_EXERCISE AIM:_ Repeat the lines of the material word for word, starting at its first line and ending at the line containing "nav-item-ads[interactable]: AD 广告", with both of those lines included.

Layout coordinate data
+++++

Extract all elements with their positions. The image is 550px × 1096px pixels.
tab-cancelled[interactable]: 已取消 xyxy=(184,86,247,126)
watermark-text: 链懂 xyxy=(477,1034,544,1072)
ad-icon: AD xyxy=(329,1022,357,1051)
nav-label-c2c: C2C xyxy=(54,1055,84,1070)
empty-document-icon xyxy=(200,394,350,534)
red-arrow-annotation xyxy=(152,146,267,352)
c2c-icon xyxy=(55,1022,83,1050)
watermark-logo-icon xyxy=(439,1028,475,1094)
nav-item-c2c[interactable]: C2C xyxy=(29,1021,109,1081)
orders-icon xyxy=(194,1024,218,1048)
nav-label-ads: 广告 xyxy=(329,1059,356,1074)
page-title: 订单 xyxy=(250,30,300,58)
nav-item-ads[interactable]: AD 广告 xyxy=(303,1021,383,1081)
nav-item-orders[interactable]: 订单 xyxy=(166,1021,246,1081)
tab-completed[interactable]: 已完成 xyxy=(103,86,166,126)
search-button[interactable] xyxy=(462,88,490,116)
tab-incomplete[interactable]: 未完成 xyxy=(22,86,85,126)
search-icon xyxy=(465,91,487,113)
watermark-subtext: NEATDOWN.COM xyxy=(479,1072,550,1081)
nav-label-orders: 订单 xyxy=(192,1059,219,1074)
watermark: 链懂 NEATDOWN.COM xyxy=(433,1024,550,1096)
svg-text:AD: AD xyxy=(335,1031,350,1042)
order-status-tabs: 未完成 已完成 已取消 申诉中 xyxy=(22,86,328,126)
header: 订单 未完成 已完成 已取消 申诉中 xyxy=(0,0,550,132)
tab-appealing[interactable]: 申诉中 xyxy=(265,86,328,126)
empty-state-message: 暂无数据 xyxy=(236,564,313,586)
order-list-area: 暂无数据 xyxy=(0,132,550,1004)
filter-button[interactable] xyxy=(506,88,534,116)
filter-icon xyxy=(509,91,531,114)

+++++

_SOLUTION TO THIS EXERCISE:_
Extract all elements with their positions. The image is 550px × 1096px pixels.
tab-cancelled[interactable]: 已取消 xyxy=(184,86,247,126)
watermark-text: 链懂 xyxy=(477,1034,544,1072)
ad-icon: AD xyxy=(329,1022,357,1051)
nav-label-c2c: C2C xyxy=(54,1055,84,1070)
empty-document-icon xyxy=(200,394,350,534)
red-arrow-annotation xyxy=(152,146,267,352)
c2c-icon xyxy=(55,1022,83,1050)
watermark-logo-icon xyxy=(439,1028,475,1094)
nav-item-c2c[interactable]: C2C xyxy=(29,1021,109,1081)
orders-icon xyxy=(194,1024,218,1048)
nav-label-ads: 广告 xyxy=(329,1059,356,1074)
page-title: 订单 xyxy=(250,30,300,58)
nav-item-ads[interactable]: AD 广告 xyxy=(303,1021,383,1081)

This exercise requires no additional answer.